Stored entries

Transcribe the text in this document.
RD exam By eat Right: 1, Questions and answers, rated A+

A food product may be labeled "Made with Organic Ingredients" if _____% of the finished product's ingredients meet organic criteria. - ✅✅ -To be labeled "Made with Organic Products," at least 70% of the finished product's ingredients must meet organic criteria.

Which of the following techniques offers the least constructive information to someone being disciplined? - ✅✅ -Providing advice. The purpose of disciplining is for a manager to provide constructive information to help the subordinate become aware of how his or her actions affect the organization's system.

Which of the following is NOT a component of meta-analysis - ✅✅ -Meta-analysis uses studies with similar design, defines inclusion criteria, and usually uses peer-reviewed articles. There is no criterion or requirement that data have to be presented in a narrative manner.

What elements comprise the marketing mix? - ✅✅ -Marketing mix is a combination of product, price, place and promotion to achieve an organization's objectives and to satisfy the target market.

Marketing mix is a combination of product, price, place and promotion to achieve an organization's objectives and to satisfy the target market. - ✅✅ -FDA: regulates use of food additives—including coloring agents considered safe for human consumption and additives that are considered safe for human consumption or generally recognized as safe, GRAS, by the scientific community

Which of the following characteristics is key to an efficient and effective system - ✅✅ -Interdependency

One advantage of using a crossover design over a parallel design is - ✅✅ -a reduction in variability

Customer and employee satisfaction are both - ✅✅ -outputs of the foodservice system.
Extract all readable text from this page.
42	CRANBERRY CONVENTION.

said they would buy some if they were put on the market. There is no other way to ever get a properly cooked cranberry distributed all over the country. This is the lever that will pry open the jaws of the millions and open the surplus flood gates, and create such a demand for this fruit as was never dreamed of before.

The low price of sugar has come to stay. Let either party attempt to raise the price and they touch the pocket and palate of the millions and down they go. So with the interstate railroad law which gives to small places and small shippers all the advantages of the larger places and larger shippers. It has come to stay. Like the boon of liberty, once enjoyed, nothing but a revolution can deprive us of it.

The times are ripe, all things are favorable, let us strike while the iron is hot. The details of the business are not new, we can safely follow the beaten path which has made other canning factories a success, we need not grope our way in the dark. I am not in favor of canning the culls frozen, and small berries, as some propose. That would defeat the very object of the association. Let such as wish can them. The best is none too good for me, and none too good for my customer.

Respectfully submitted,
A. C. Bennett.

SET PROBLEM
Count every line in the listing above that holds "text", then report only the count.

EXERCISE SOLUTION
2